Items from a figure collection
------------

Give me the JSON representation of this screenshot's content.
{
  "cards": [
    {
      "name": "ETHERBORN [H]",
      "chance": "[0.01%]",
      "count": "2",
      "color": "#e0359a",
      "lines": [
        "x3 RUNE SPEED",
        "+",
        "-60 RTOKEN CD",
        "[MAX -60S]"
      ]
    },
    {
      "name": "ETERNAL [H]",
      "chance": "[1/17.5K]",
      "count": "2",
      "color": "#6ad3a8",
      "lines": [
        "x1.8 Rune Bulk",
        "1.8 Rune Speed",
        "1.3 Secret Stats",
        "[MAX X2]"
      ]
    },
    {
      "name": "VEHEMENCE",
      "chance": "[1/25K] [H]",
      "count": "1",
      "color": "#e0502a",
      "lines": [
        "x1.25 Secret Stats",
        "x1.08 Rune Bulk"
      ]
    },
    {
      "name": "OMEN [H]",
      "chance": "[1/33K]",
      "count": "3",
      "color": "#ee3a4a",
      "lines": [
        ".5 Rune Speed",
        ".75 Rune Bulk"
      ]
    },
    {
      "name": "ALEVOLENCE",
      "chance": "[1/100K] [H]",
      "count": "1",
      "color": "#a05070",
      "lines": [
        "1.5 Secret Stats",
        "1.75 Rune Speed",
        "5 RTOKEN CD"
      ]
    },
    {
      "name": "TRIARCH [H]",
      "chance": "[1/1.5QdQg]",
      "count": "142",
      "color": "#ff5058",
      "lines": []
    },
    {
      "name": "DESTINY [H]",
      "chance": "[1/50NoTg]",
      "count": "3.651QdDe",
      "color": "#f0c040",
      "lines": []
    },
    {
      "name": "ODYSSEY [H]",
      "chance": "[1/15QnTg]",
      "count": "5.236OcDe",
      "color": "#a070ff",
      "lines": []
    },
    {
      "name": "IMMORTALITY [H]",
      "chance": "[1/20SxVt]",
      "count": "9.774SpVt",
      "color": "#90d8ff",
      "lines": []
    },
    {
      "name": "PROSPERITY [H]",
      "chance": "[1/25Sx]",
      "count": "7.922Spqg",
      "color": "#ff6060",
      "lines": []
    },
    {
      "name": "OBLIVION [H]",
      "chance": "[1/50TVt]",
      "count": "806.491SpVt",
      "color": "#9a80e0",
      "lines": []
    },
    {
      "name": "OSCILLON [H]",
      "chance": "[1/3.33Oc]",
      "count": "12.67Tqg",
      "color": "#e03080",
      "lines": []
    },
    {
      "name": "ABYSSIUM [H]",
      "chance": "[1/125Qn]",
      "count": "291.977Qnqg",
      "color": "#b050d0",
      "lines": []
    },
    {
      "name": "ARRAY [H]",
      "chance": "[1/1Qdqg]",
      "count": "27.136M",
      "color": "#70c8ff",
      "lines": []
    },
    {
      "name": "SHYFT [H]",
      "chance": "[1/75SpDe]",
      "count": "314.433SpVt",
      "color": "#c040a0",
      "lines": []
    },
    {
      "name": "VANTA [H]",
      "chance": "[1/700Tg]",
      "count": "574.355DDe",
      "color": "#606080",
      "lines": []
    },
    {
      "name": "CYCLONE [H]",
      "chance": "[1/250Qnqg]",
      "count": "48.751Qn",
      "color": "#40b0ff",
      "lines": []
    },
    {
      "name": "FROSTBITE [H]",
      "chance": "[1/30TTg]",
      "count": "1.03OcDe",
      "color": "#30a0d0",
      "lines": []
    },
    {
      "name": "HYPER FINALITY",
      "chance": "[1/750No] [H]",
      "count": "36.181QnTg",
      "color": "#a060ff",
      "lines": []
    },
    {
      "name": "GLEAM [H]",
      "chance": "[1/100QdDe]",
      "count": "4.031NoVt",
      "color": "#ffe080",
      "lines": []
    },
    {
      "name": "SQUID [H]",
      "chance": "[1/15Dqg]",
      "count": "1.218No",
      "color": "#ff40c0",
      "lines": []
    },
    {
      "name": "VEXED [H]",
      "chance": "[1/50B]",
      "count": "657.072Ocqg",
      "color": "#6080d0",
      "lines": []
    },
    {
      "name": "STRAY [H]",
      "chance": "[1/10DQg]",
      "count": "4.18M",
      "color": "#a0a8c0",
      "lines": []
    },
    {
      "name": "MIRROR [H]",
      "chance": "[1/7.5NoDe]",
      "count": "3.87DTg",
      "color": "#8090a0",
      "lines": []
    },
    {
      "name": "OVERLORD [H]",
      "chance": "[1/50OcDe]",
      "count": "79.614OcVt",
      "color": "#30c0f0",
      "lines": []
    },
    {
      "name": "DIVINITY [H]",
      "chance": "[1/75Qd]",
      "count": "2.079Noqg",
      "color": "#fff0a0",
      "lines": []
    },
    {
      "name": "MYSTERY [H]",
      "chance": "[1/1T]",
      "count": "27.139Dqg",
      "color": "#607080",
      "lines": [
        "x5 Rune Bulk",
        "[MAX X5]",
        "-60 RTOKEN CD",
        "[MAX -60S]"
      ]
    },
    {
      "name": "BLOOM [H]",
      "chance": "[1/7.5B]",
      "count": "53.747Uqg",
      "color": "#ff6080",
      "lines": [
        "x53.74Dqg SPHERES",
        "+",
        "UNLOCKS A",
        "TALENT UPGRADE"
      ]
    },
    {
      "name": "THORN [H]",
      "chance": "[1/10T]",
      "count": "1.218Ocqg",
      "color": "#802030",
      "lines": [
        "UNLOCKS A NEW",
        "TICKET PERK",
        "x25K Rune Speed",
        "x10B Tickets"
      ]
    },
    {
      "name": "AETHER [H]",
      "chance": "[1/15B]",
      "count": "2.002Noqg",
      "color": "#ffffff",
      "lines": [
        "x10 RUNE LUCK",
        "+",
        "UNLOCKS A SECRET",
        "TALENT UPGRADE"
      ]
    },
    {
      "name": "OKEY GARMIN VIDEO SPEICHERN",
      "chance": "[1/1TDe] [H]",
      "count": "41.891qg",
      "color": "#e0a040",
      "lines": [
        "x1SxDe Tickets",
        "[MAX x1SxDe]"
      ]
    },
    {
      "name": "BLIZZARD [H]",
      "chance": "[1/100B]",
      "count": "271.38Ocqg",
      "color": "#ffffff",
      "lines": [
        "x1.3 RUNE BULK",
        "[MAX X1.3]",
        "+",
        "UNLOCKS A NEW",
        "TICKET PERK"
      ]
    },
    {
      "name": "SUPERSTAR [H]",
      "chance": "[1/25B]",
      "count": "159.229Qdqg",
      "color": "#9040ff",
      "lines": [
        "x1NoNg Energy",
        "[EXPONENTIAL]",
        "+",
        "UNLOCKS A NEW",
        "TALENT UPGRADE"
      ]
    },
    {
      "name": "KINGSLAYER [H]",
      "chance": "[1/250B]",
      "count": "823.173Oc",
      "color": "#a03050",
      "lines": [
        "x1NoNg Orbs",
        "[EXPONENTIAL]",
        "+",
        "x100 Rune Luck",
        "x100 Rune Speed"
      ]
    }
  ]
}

------------

## EXERCISE REQUIREMENTS
What is needed here is an exact reproduction of all the entries.

## RESULT OF THE EXERCISE
Give me the JSON representation of this screenshot's content.
{
  "cards": [
    {
      "name": "ETHERBORN [H]",
      "chance": "[0.01%]",
      "count": "2",
      "color": "#e0359a",
      "lines": [
        "x3 RUNE SPEED",
        "+",
        "-60 RTOKEN CD",
        "[MAX -60S]"
      ]
    },
    {
      "name": "ETERNAL [H]",
      "chance": "[1/17.5K]",
      "count": "2",
      "color": "#6ad3a8",
      "lines": [
        "x1.8 Rune Bulk",
        "1.8 Rune Speed",
        "1.3 Secret Stats",
        "[MAX X2]"
      ]
    },
    {
      "name": "VEHEMENCE",
      "chance": "[1/25K] [H]",
      "count": "1",
      "color": "#e0502a",
      "lines": [
        "x1.25 Secret Stats",
        "x1.08 Rune Bulk"
      ]
    },
    {
      "name": "OMEN [H]",
      "chance": "[1/33K]",
      "count": "3",
      "color": "#ee3a4a",
      "lines": [
        ".5 Rune Speed",
        ".75 Rune Bulk"
      ]
    },
    {
      "name": "ALEVOLENCE",
      "chance": "[1/100K] [H]",
      "count": "1",
      "color": "#a05070",
      "lines": [
        "1.5 Secret Stats",
        "1.75 Rune Speed",
        "5 RTOKEN CD"
      ]
    },
    {
      "name": "TRIARCH [H]",
      "chance": "[1/1.5QdQg]",
      "count": "142",
      "color": "#ff5058",
      "lines": []
    },
    {
      "name": "DESTINY [H]",
      "chance": "[1/50NoTg]",
      "count": "3.651QdDe",
      "color": "#f0c040",
      "lines": []
    },
    {
      "name": "ODYSSEY [H]",
      "chance": "[1/15QnTg]",
      "count": "5.236OcDe",
      "color": "#a070ff",
      "lines": []
    },
    {
      "name": "IMMORTALITY [H]",
      "chance": "[1/20SxVt]",
      "count": "9.774SpVt",
      "color": "#90d8ff",
      "lines": []
    },
    {
      "name": "PROSPERITY [H]",
      "chance": "[1/25Sx]",
      "count": "7.922Spqg",
      "color": "#ff6060",
      "lines": []
    },
    {
      "name": "OBLIVION [H]",
      "chance": "[1/50TVt]",
      "count": "806.491SpVt",
      "color": "#9a80e0",
      "lines": []
    },
    {
      "name": "OSCILLON [H]",
      "chance": "[1/3.33Oc]",
      "count": "12.67Tqg",
      "color": "#e03080",
      "lines": []
    },
    {
      "name": "ABYSSIUM [H]",
      "chance": "[1/125Qn]",
      "count": "291.977Qnqg",
      "color": "#b050d0",
      "lines": []
    },
    {
      "name": "ARRAY [H]",
      "chance": "[1/1Qdqg]",
      "count": "27.136M",
      "color": "#70c8ff",
      "lines": []
    },
    {
      "name": "SHYFT [H]",
      "chance": "[1/75SpDe]",
      "count": "314.433SpVt",
      "color": "#c040a0",
      "lines": []
    },
    {
      "name": "VANTA [H]",
      "chance": "[1/700Tg]",
      "count": "574.355DDe",
      "color": "#606080",
      "lines": []
    },
    {
      "name": "CYCLONE [H]",
      "chance": "[1/250Qnqg]",
      "count": "48.751Qn",
      "color": "#40b0ff",
      "lines": []
    },
    {
      "name": "FROSTBITE [H]",
      "chance": "[1/30TTg]",
      "count": "1.03OcDe",
      "color": "#30a0d0",
      "lines": []
    },
    {
      "name": "HYPER FINALITY",
      "chance": "[1/750No] [H]",
      "count": "36.181QnTg",
      "color": "#a060ff",
      "lines": []
    },
    {
      "name": "GLEAM [H]",
      "chance": "[1/100QdDe]",
      "count": "4.031NoVt",
      "color": "#ffe080",
      "lines": []
    },
    {
      "name": "SQUID [H]",
      "chance": "[1/15Dqg]",
      "count": "1.218No",
      "color": "#ff40c0",
      "lines": []
    },
    {
      "name": "VEXED [H]",
      "chance": "[1/50B]",
      "count": "657.072Ocqg",
      "color": "#6080d0",
      "lines": []
    },
    {
      "name": "STRAY [H]",
      "chance": "[1/10DQg]",
      "count": "4.18M",
      "color": "#a0a8c0",
      "lines": []
    },
    {
      "name": "MIRROR [H]",
      "chance": "[1/7.5NoDe]",
      "count": "3.87DTg",
      "color": "#8090a0",
      "lines": []
    },
    {
      "name": "OVERLORD [H]",
      "chance": "[1/50OcDe]",
      "count": "79.614OcVt",
      "color": "#30c0f0",
      "lines": []
    },
    {
      "name": "DIVINITY [H]",
      "chance": "[1/75Qd]",
      "count": "2.079Noqg",
      "color": "#fff0a0",
      "lines": []
    },
    {
      "name": "MYSTERY [H]",
      "chance": "[1/1T]",
      "count": "27.139Dqg",
      "color": "#607080",
      "lines": [
        "x5 Rune Bulk",
        "[MAX X5]",
        "-60 RTOKEN CD",
        "[MAX -60S]"
      ]
    },
    {
      "name": "BLOOM [H]",
      "chance": "[1/7.5B]",
      "count": "53.747Uqg",
      "color": "#ff6080",
      "lines": [
        "x53.74Dqg SPHERES",
        "+",
        "UNLOCKS A",
        "TALENT UPGRADE"
      ]
    },
    {
      "name": "THORN [H]",
      "chance": "[1/10T]",
      "count": "1.218Ocqg",
      "color": "#802030",
      "lines": [
        "UNLOCKS A NEW",
        "TICKET PERK",
        "x25K Rune Speed",
        "x10B Tickets"
      ]
    },
    {
      "name": "AETHER [H]",
      "chance": "[1/15B]",
      "count": "2.002Noqg",
      "color": "#ffffff",
      "lines": [
        "x10 RUNE LUCK",
        "+",
        "UNLOCKS A SECRET",
        "TALENT UPGRADE"
      ]
    },
    {
      "name": "OKEY GARMIN VIDEO SPEICHERN",
      "chance": "[1/1TDe] [H]",
      "count": "41.891qg",
      "color": "#e0a040",
      "lines": [
        "x1SxDe Tickets",
        "[MAX x1SxDe]"
      ]
    },
    {
      "name": "BLIZZARD [H]",
      "chance": "[1/100B]",
      "count": "271.38Ocqg",
      "color": "#ffffff",
      "lines": [
        "x1.3 RUNE BULK",
        "[MAX X1.3]",
        "+",
        "UNLOCKS A NEW",
        "TICKET PERK"
      ]
    },
    {
      "name": "SUPERSTAR [H]",
      "chance": "[1/25B]",
      "count": "159.229Qdqg",
      "color": "#9040ff",
      "lines": [
        "x1NoNg Energy",
        "[EXPONENTIAL]",
        "+",
        "UNLOCKS A NEW",
        "TALENT UPGRADE"
      ]
    },
    {
      "name": "KINGSLAYER [H]",
      "chance": "[1/250B]",
      "count": "823.173Oc",
      "color": "#a03050",
      "lines": [
        "x1NoNg Orbs",
        "[EXPONENTIAL]",
        "+",
        "x100 Rune Luck",
        "x100 Rune Speed"
      ]
    }
  ]
}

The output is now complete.